→ **WORK REQUIRED**: Extract the whole listing as it stands. Do not include the pictures.

(Data entries)
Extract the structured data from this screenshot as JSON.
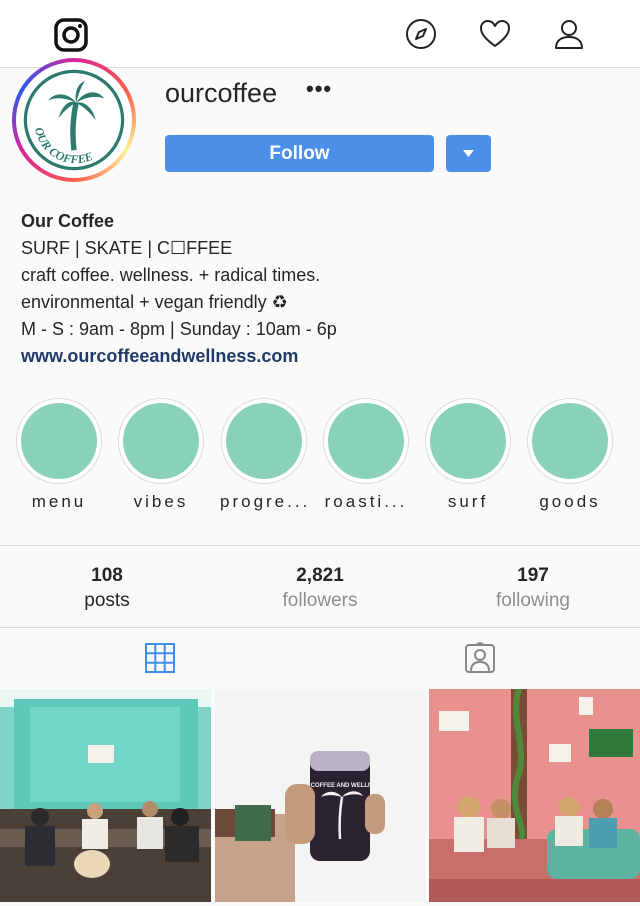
{
  "app": {
    "name": "Instagram"
  },
  "icons": {
    "logo": "instagram-logo-icon",
    "explore": "compass-icon",
    "activity": "heart-icon",
    "profile": "user-icon",
    "grid_tab": "grid-icon",
    "tagged_tab": "tagged-person-icon",
    "dropdown": "triangle-down-icon"
  },
  "profile": {
    "username": "ourcoffee",
    "more": "•••",
    "avatar_text": "OUR COFFEE",
    "follow_label": "Follow",
    "bio": {
      "name": "Our Coffee",
      "lines": [
        "SURF | SKATE | C☐FFEE",
        "craft coffee. wellness. + radical times.",
        "environmental + vegan friendly ♻",
        "M - S : 9am - 8pm | Sunday : 10am - 6p"
      ],
      "link": "www.ourcoffeeandwellness.com"
    }
  },
  "highlights": [
    {
      "label": "menu"
    },
    {
      "label": "vibes"
    },
    {
      "label": "progre..."
    },
    {
      "label": "roasti..."
    },
    {
      "label": "surf"
    },
    {
      "label": "goods"
    }
  ],
  "stats": {
    "posts": {
      "value": "108",
      "label": "posts"
    },
    "followers": {
      "value": "2,821",
      "label": "followers"
    },
    "following": {
      "value": "197",
      "label": "following"
    }
  },
  "posts": {
    "tile1_caption": "",
    "tile2_can_text": "OUR COFFEE AND WELLNESS"
  },
  "colors": {
    "accent": "#4b8fe9",
    "highlight_fill": "#89d1b8",
    "link": "#1f3a68",
    "muted": "#8e8e8e",
    "border": "#dbdbdb"
  }
}
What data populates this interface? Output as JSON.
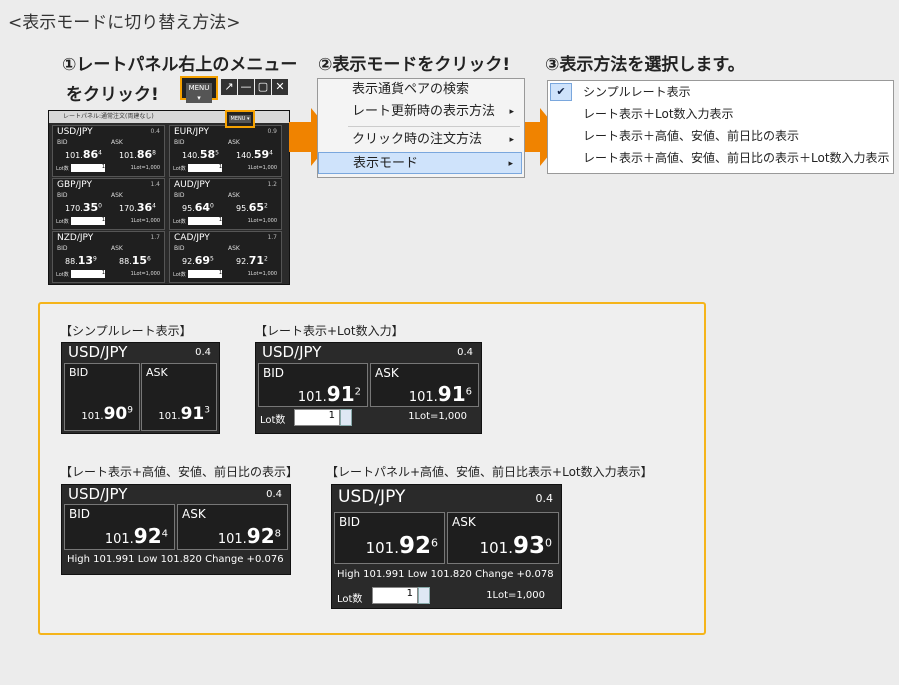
{
  "header": "<表示モードに切り替え方法>",
  "steps": {
    "s1a": "①レートパネル右上のメニュー",
    "s1b": "をクリック!",
    "s2": "②表示モードをクリック!",
    "s3": "③表示方法を選択します。"
  },
  "toolbar": {
    "menu_label": "MENU ▾"
  },
  "mini_window": {
    "title": "レートパネル:通常注文(両建なし)",
    "panels": [
      {
        "ccy": "USD/JPY",
        "spread": "0.4",
        "bid_label": "BID",
        "ask_label": "ASK",
        "bid_pre": "101.",
        "bid_big": "86",
        "bid_sup": "4",
        "ask_pre": "101.",
        "ask_big": "86",
        "ask_sup": "8",
        "lot_label": "Lot数",
        "lot_value": "1",
        "lot_unit": "1Lot=1,000"
      },
      {
        "ccy": "EUR/JPY",
        "spread": "0.9",
        "bid_label": "BID",
        "ask_label": "ASK",
        "bid_pre": "140.",
        "bid_big": "58",
        "bid_sup": "5",
        "ask_pre": "140.",
        "ask_big": "59",
        "ask_sup": "4",
        "lot_label": "Lot数",
        "lot_value": "1",
        "lot_unit": "1Lot=1,000"
      },
      {
        "ccy": "GBP/JPY",
        "spread": "1.4",
        "bid_label": "BID",
        "ask_label": "ASK",
        "bid_pre": "170.",
        "bid_big": "35",
        "bid_sup": "0",
        "ask_pre": "170.",
        "ask_big": "36",
        "ask_sup": "4",
        "lot_label": "Lot数",
        "lot_value": "1",
        "lot_unit": "1Lot=1,000"
      },
      {
        "ccy": "AUD/JPY",
        "spread": "1.2",
        "bid_label": "BID",
        "ask_label": "ASK",
        "bid_pre": "95.",
        "bid_big": "64",
        "bid_sup": "0",
        "ask_pre": "95.",
        "ask_big": "65",
        "ask_sup": "2",
        "lot_label": "Lot数",
        "lot_value": "1",
        "lot_unit": "1Lot=1,000"
      },
      {
        "ccy": "NZD/JPY",
        "spread": "1.7",
        "bid_label": "BID",
        "ask_label": "ASK",
        "bid_pre": "88.",
        "bid_big": "13",
        "bid_sup": "9",
        "ask_pre": "88.",
        "ask_big": "15",
        "ask_sup": "6",
        "lot_label": "Lot数",
        "lot_value": "1",
        "lot_unit": "1Lot=1,000"
      },
      {
        "ccy": "CAD/JPY",
        "spread": "1.7",
        "bid_label": "BID",
        "ask_label": "ASK",
        "bid_pre": "92.",
        "bid_big": "69",
        "bid_sup": "5",
        "ask_pre": "92.",
        "ask_big": "71",
        "ask_sup": "2",
        "lot_label": "Lot数",
        "lot_value": "1",
        "lot_unit": "1Lot=1,000"
      }
    ]
  },
  "context_menu": {
    "items": [
      "表示通貨ペアの検索",
      "レート更新時の表示方法",
      "クリック時の注文方法",
      "表示モード"
    ],
    "submenu_marker": "▸"
  },
  "modes": {
    "check": "✔",
    "items": [
      "シンプルレート表示",
      "レート表示＋Lot数入力表示",
      "レート表示＋高値、安値、前日比の表示",
      "レート表示＋高値、安値、前日比の表示＋Lot数入力表示"
    ]
  },
  "examples": {
    "t1": "【シンプルレート表示】",
    "t2": "【レート表示+Lot数入力】",
    "t3": "【レート表示+高値、安値、前日比の表示】",
    "t4": "【レートパネル+高値、安値、前日比表示+Lot数入力表示】",
    "ccy": "USD/JPY",
    "spread": "0.4",
    "bid": "BID",
    "ask": "ASK",
    "p1": {
      "bid_pre": "101.",
      "bid_big": "90",
      "bid_sup": "9",
      "ask_pre": "101.",
      "ask_big": "91",
      "ask_sup": "3"
    },
    "p2": {
      "bid_pre": "101.",
      "bid_big": "91",
      "bid_sup": "2",
      "ask_pre": "101.",
      "ask_big": "91",
      "ask_sup": "6"
    },
    "p3": {
      "bid_pre": "101.",
      "bid_big": "92",
      "bid_sup": "4",
      "ask_pre": "101.",
      "ask_big": "92",
      "ask_sup": "8",
      "hlc": "High 101.991 Low 101.820 Change +0.076"
    },
    "p4": {
      "bid_pre": "101.",
      "bid_big": "92",
      "bid_sup": "6",
      "ask_pre": "101.",
      "ask_big": "93",
      "ask_sup": "0",
      "hlc": "High 101.991 Low 101.820 Change +0.078"
    },
    "lot_label": "Lot数",
    "lot_value": "1",
    "lot_unit": "1Lot=1,000"
  }
}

→ **FINISHED TASK**:
Extract the structured data from this screenshot as JSON.
{
  "app": {
    "name": "Instagram"
  },
  "icons": {
    "logo": "instagram-logo-icon",
    "explore": "compass-icon",
    "activity": "heart-icon",
    "profile": "user-icon",
    "grid_tab": "grid-icon",
    "tagged_tab": "tagged-person-icon",
    "dropdown": "triangle-down-icon"
  },
  "profile": {
    "username": "ourcoffee",
    "more": "•••",
    "avatar_text": "OUR COFFEE",
    "follow_label": "Follow",
    "bio": {
      "name": "Our Coffee",
      "lines": [
        "SURF | SKATE | C☐FFEE",
        "craft coffee. wellness. + radical times.",
        "environmental + vegan friendly ♻",
        "M - S : 9am - 8pm | Sunday : 10am - 6p"
      ],
      "link": "www.ourcoffeeandwellness.com"
    }
  },
  "highlights": [
    {
      "label": "menu"
    },
    {
      "label": "vibes"
    },
    {
      "label": "progre..."
    },
    {
      "label": "roasti..."
    },
    {
      "label": "surf"
    },
    {
      "label": "goods"
    }
  ],
  "stats": {
    "posts": {
      "value": "108",
      "label": "posts"
    },
    "followers": {
      "value": "2,821",
      "label": "followers"
    },
    "following": {
      "value": "197",
      "label": "following"
    }
  },
  "posts": {
    "tile1_caption": "",
    "tile2_can_text": "OUR COFFEE AND WELLNESS"
  },
  "colors": {
    "accent": "#4b8fe9",
    "highlight_fill": "#89d1b8",
    "link": "#1f3a68",
    "muted": "#8e8e8e",
    "border": "#dbdbdb"
  }
}
What data populates this interface? Output as JSON.
{
  "header": "<表示モードに切り替え方法>",
  "steps": {
    "s1a": "①レートパネル右上のメニュー",
    "s1b": "をクリック!",
    "s2": "②表示モードをクリック!",
    "s3": "③表示方法を選択します。"
  },
  "toolbar": {
    "menu_label": "MENU ▾"
  },
  "mini_window": {
    "title": "レートパネル:通常注文(両建なし)",
    "panels": [
      {
        "ccy": "USD/JPY",
        "spread": "0.4",
        "bid_label": "BID",
        "ask_label": "ASK",
        "bid_pre": "101.",
        "bid_big": "86",
        "bid_sup": "4",
        "ask_pre": "101.",
        "ask_big": "86",
        "ask_sup": "8",
        "lot_label": "Lot数",
        "lot_value": "1",
        "lot_unit": "1Lot=1,000"
      },
      {
        "ccy": "EUR/JPY",
        "spread": "0.9",
        "bid_label": "BID",
        "ask_label": "ASK",
        "bid_pre": "140.",
        "bid_big": "58",
        "bid_sup": "5",
        "ask_pre": "140.",
        "ask_big": "59",
        "ask_sup": "4",
        "lot_label": "Lot数",
        "lot_value": "1",
        "lot_unit": "1Lot=1,000"
      },
      {
        "ccy": "GBP/JPY",
        "spread": "1.4",
        "bid_label": "BID",
        "ask_label": "ASK",
        "bid_pre": "170.",
        "bid_big": "35",
        "bid_sup": "0",
        "ask_pre": "170.",
        "ask_big": "36",
        "ask_sup": "4",
        "lot_label": "Lot数",
        "lot_value": "1",
        "lot_unit": "1Lot=1,000"
      },
      {
        "ccy": "AUD/JPY",
        "spread": "1.2",
        "bid_label": "BID",
        "ask_label": "ASK",
        "bid_pre": "95.",
        "bid_big": "64",
        "bid_sup": "0",
        "ask_pre": "95.",
        "ask_big": "65",
        "ask_sup": "2",
        "lot_label": "Lot数",
        "lot_value": "1",
        "lot_unit": "1Lot=1,000"
      },
      {
        "ccy": "NZD/JPY",
        "spread": "1.7",
        "bid_label": "BID",
        "ask_label": "ASK",
        "bid_pre": "88.",
        "bid_big": "13",
        "bid_sup": "9",
        "ask_pre": "88.",
        "ask_big": "15",
        "ask_sup": "6",
        "lot_label": "Lot数",
        "lot_value": "1",
        "lot_unit": "1Lot=1,000"
      },
      {
        "ccy": "CAD/JPY",
        "spread": "1.7",
        "bid_label": "BID",
        "ask_label": "ASK",
        "bid_pre": "92.",
        "bid_big": "69",
        "bid_sup": "5",
        "ask_pre": "92.",
        "ask_big": "71",
        "ask_sup": "2",
        "lot_label": "Lot数",
        "lot_value": "1",
        "lot_unit": "1Lot=1,000"
      }
    ]
  },
  "context_menu": {
    "items": [
      "表示通貨ペアの検索",
      "レート更新時の表示方法",
      "クリック時の注文方法",
      "表示モード"
    ],
    "submenu_marker": "▸"
  },
  "modes": {
    "check": "✔",
    "items": [
      "シンプルレート表示",
      "レート表示＋Lot数入力表示",
      "レート表示＋高値、安値、前日比の表示",
      "レート表示＋高値、安値、前日比の表示＋Lot数入力表示"
    ]
  },
  "examples": {
    "t1": "【シンプルレート表示】",
    "t2": "【レート表示+Lot数入力】",
    "t3": "【レート表示+高値、安値、前日比の表示】",
    "t4": "【レートパネル+高値、安値、前日比表示+Lot数入力表示】",
    "ccy": "USD/JPY",
    "spread": "0.4",
    "bid": "BID",
    "ask": "ASK",
    "p1": {
      "bid_pre": "101.",
      "bid_big": "90",
      "bid_sup": "9",
      "ask_pre": "101.",
      "ask_big": "91",
      "ask_sup": "3"
    },
    "p2": {
      "bid_pre": "101.",
      "bid_big": "91",
      "bid_sup": "2",
      "ask_pre": "101.",
      "ask_big": "91",
      "ask_sup": "6"
    },
    "p3": {
      "bid_pre": "101.",
      "bid_big": "92",
      "bid_sup": "4",
      "ask_pre": "101.",
      "ask_big": "92",
      "ask_sup": "8",
      "hlc": "High 101.991 Low 101.820 Change +0.076"
    },
    "p4": {
      "bid_pre": "101.",
      "bid_big": "92",
      "bid_sup": "6",
      "ask_pre": "101.",
      "ask_big": "93",
      "ask_sup": "0",
      "hlc": "High 101.991 Low 101.820 Change +0.078"
    },
    "lot_label": "Lot数",
    "lot_value": "1",
    "lot_unit": "1Lot=1,000"
  }
}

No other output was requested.